→ **Structured figure records**
-- -- --

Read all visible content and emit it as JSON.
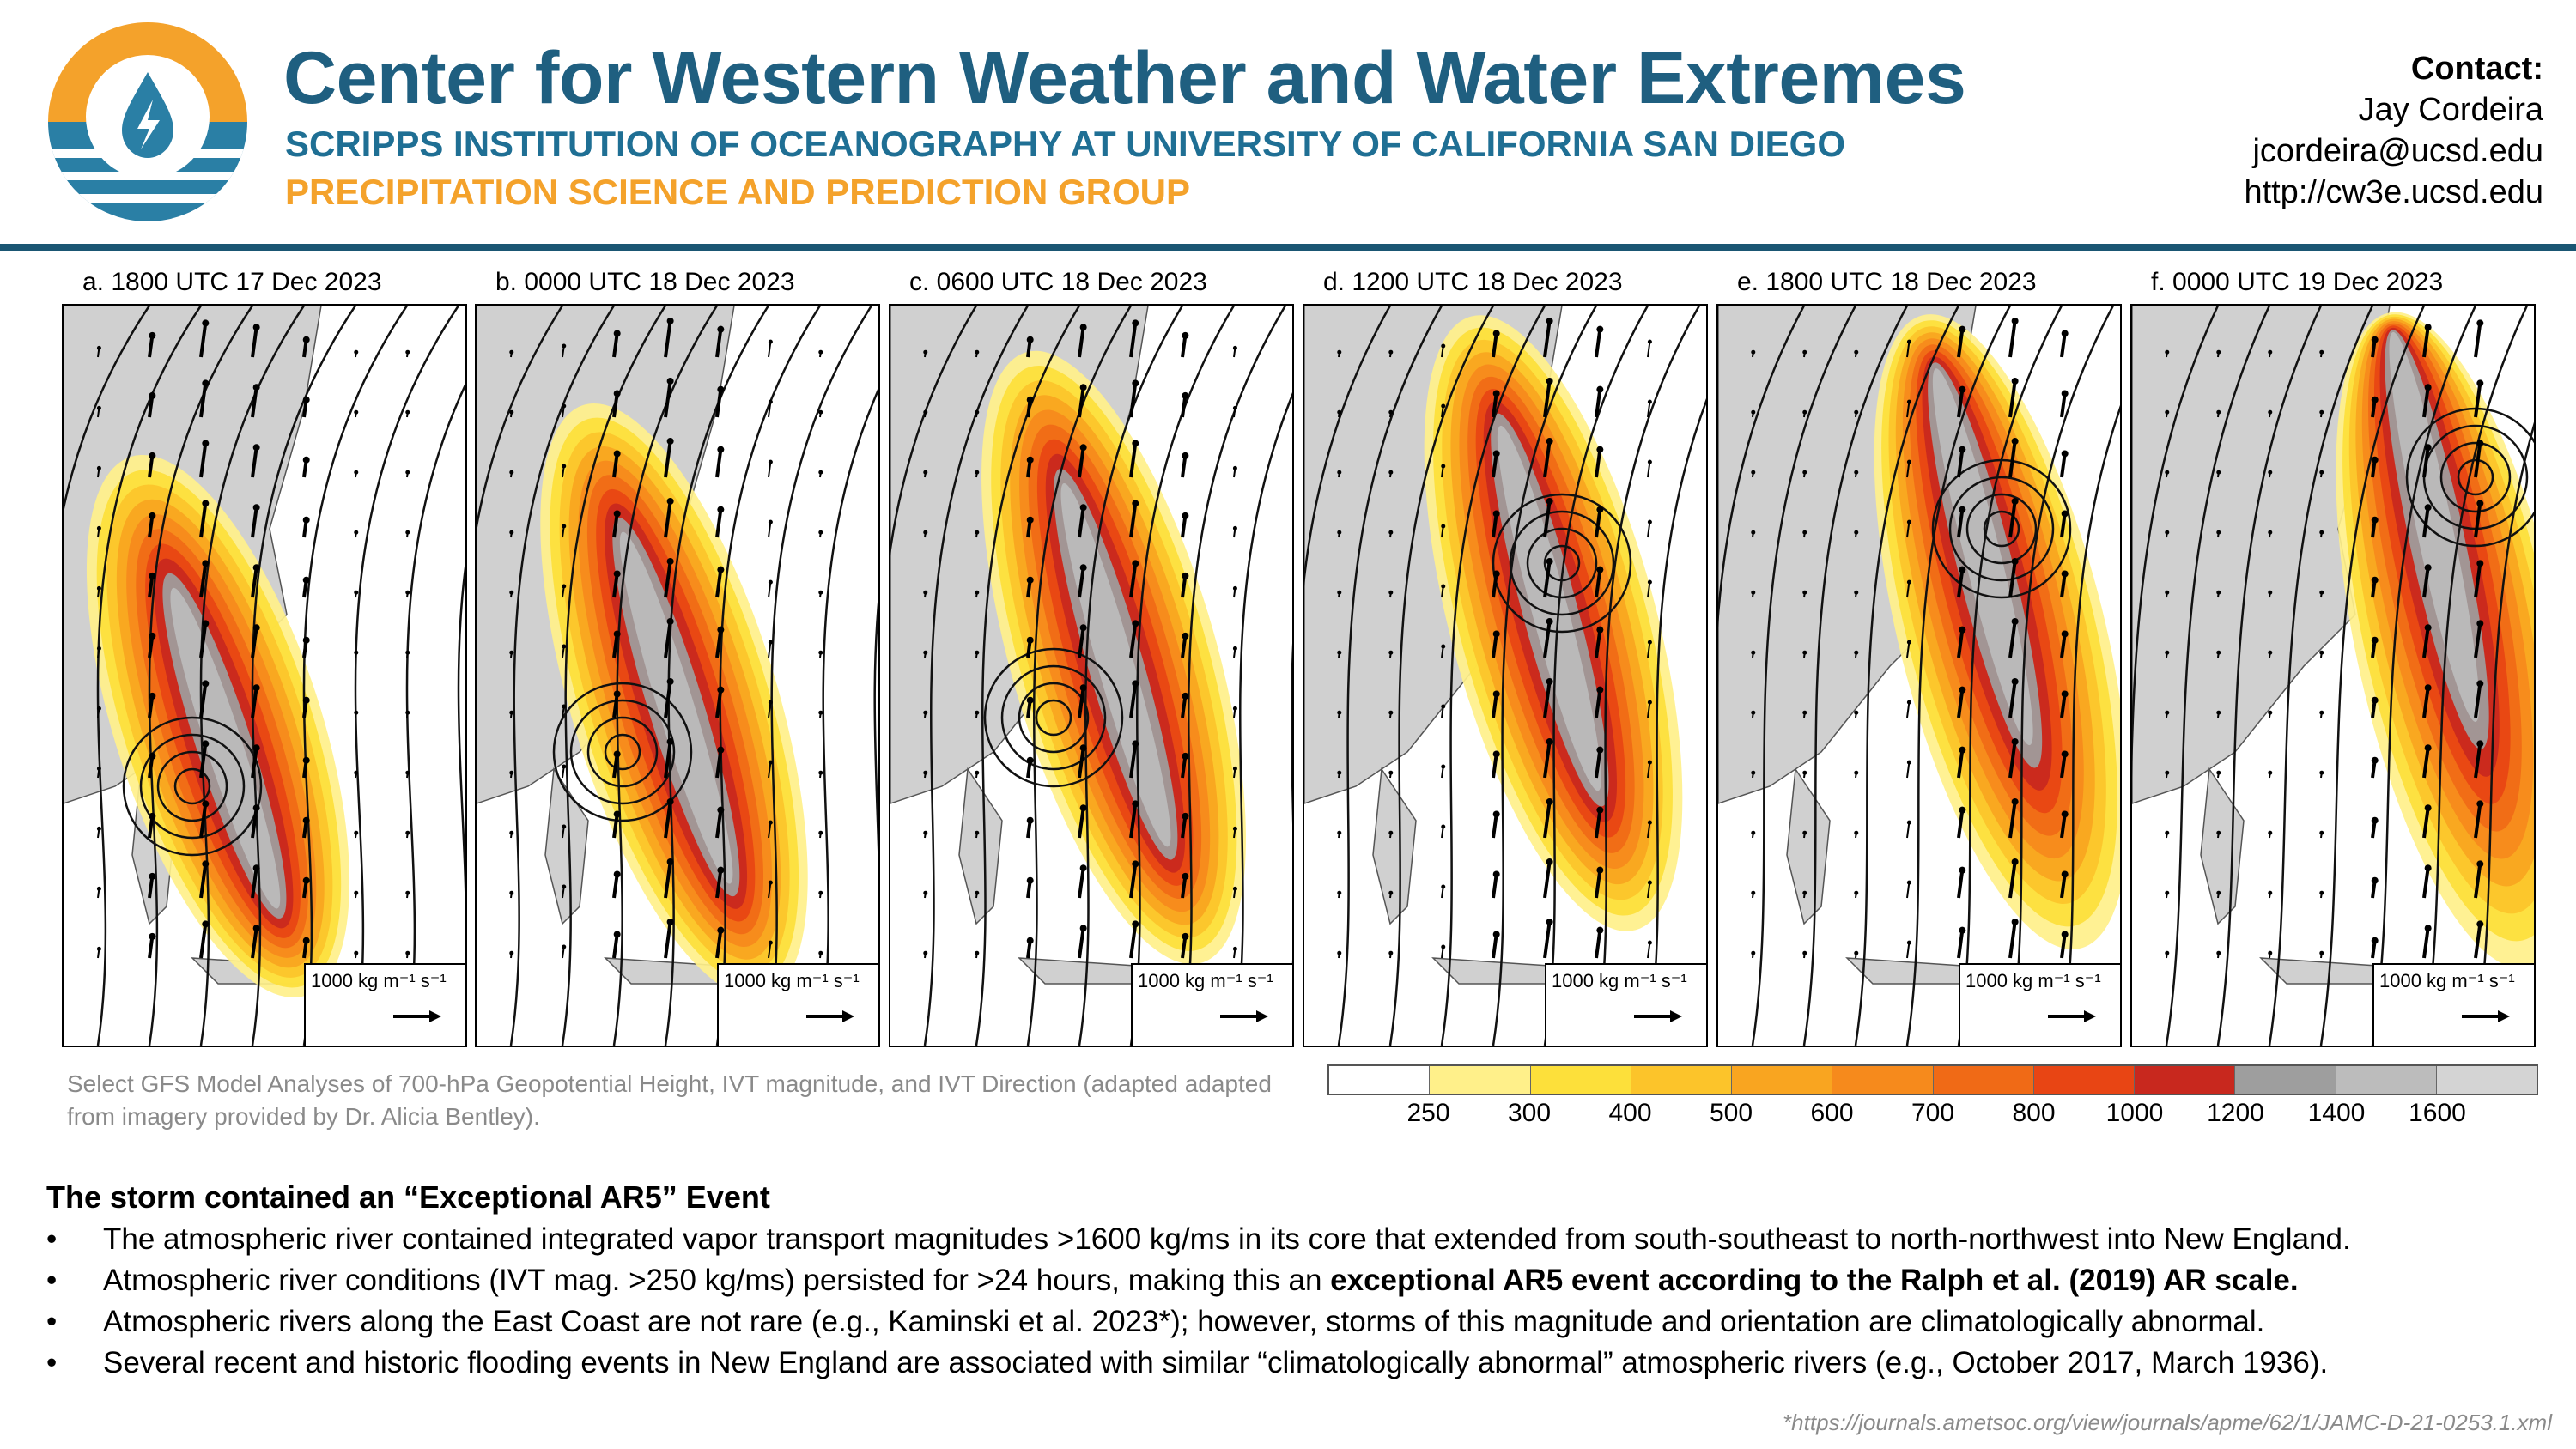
{
  "header": {
    "title": "Center for Western Weather and Water Extremes",
    "subtitle_1": "SCRIPPS INSTITUTION OF OCEANOGRAPHY AT UNIVERSITY OF CALIFORNIA SAN DIEGO",
    "subtitle_2": "PRECIPITATION SCIENCE AND PREDICTION GROUP",
    "logo_icon": "water-drop-sun-logo"
  },
  "contact": {
    "heading": "Contact:",
    "name": "Jay Cordeira",
    "email": "jcordeira@ucsd.edu",
    "url": "http://cw3e.ucsd.edu"
  },
  "panels": [
    {
      "label": "a. 1800 UTC 17 Dec 2023",
      "ref_label": "1000 kg m⁻¹ s⁻¹"
    },
    {
      "label": "b. 0000 UTC 18 Dec 2023",
      "ref_label": "1000 kg m⁻¹ s⁻¹"
    },
    {
      "label": "c. 0600 UTC 18 Dec 2023",
      "ref_label": "1000 kg m⁻¹ s⁻¹"
    },
    {
      "label": "d. 1200 UTC 18 Dec 2023",
      "ref_label": "1000 kg m⁻¹ s⁻¹"
    },
    {
      "label": "e. 1800 UTC 18 Dec 2023",
      "ref_label": "1000 kg m⁻¹ s⁻¹"
    },
    {
      "label": "f. 0000 UTC 19 Dec 2023",
      "ref_label": "1000 kg m⁻¹ s⁻¹"
    }
  ],
  "caption": "Select GFS Model Analyses of 700-hPa Geopotential Height, IVT magnitude, and IVT Direction (adapted adapted from imagery provided by Dr. Alicia Bentley).",
  "colorbar": {
    "ticks": [
      "250",
      "300",
      "400",
      "500",
      "600",
      "700",
      "800",
      "1000",
      "1200",
      "1400",
      "1600"
    ],
    "colors": [
      "#ffffff",
      "#fff08a",
      "#fde03a",
      "#fcc42a",
      "#f9a520",
      "#f68a1c",
      "#f06a16",
      "#e84514",
      "#c8281e",
      "#9e9e9e",
      "#bcbcbc",
      "#d4d4d4"
    ]
  },
  "summary": {
    "heading": "The storm contained an “Exceptional AR5” Event",
    "bullets": [
      {
        "text": "The atmospheric river contained integrated vapor transport magnitudes >1600 kg/ms in its core that extended from south-southeast to north-northwest into New England.",
        "bold": ""
      },
      {
        "text": "Atmospheric river conditions (IVT mag. >250 kg/ms) persisted for >24 hours, making this an ",
        "bold": "exceptional AR5 event according to the Ralph et al. (2019) AR scale."
      },
      {
        "text": "Atmospheric rivers along the East Coast are not rare (e.g., Kaminski et al. 2023*); however, storms of this magnitude and orientation are climatologically abnormal.",
        "bold": ""
      },
      {
        "text": "Several recent and historic flooding events in New England are associated with similar “climatologically abnormal” atmospheric rivers (e.g., October 2017, March 1936).",
        "bold": ""
      }
    ],
    "bullet_symbol": "•"
  },
  "footnote": "*https://journals.ametsoc.org/view/journals/apme/62/1/JAMC-D-21-0253.1.xml"
}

-- -- --

→ **PROMPT**
Retype the entries word for word. Omit any images.

→ **FINAL RESULT**
Read all visible content and emit it as JSON.
{
  "header": {
    "title": "Center for Western Weather and Water Extremes",
    "subtitle_1": "SCRIPPS INSTITUTION OF OCEANOGRAPHY AT UNIVERSITY OF CALIFORNIA SAN DIEGO",
    "subtitle_2": "PRECIPITATION SCIENCE AND PREDICTION GROUP",
    "logo_icon": "water-drop-sun-logo"
  },
  "contact": {
    "heading": "Contact:",
    "name": "Jay Cordeira",
    "email": "jcordeira@ucsd.edu",
    "url": "http://cw3e.ucsd.edu"
  },
  "panels": [
    {
      "label": "a. 1800 UTC 17 Dec 2023",
      "ref_label": "1000 kg m⁻¹ s⁻¹"
    },
    {
      "label": "b. 0000 UTC 18 Dec 2023",
      "ref_label": "1000 kg m⁻¹ s⁻¹"
    },
    {
      "label": "c. 0600 UTC 18 Dec 2023",
      "ref_label": "1000 kg m⁻¹ s⁻¹"
    },
    {
      "label": "d. 1200 UTC 18 Dec 2023",
      "ref_label": "1000 kg m⁻¹ s⁻¹"
    },
    {
      "label": "e. 1800 UTC 18 Dec 2023",
      "ref_label": "1000 kg m⁻¹ s⁻¹"
    },
    {
      "label": "f. 0000 UTC 19 Dec 2023",
      "ref_label": "1000 kg m⁻¹ s⁻¹"
    }
  ],
  "caption": "Select GFS Model Analyses of 700-hPa Geopotential Height, IVT magnitude, and IVT Direction (adapted adapted from imagery provided by Dr. Alicia Bentley).",
  "colorbar": {
    "ticks": [
      "250",
      "300",
      "400",
      "500",
      "600",
      "700",
      "800",
      "1000",
      "1200",
      "1400",
      "1600"
    ],
    "colors": [
      "#ffffff",
      "#fff08a",
      "#fde03a",
      "#fcc42a",
      "#f9a520",
      "#f68a1c",
      "#f06a16",
      "#e84514",
      "#c8281e",
      "#9e9e9e",
      "#bcbcbc",
      "#d4d4d4"
    ]
  },
  "summary": {
    "heading": "The storm contained an “Exceptional AR5” Event",
    "bullets": [
      {
        "text": "The atmospheric river contained integrated vapor transport magnitudes >1600 kg/ms in its core that extended from south-southeast to north-northwest into New England.",
        "bold": ""
      },
      {
        "text": "Atmospheric river conditions (IVT mag. >250 kg/ms) persisted for >24 hours, making this an ",
        "bold": "exceptional AR5 event according to the Ralph et al. (2019) AR scale."
      },
      {
        "text": "Atmospheric rivers along the East Coast are not rare (e.g., Kaminski et al. 2023*); however, storms of this magnitude and orientation are climatologically abnormal.",
        "bold": ""
      },
      {
        "text": "Several recent and historic flooding events in New England are associated with similar “climatologically abnormal” atmospheric rivers (e.g., October 2017, March 1936).",
        "bold": ""
      }
    ],
    "bullet_symbol": "•"
  },
  "footnote": "*https://journals.ametsoc.org/view/journals/apme/62/1/JAMC-D-21-0253.1.xml"
}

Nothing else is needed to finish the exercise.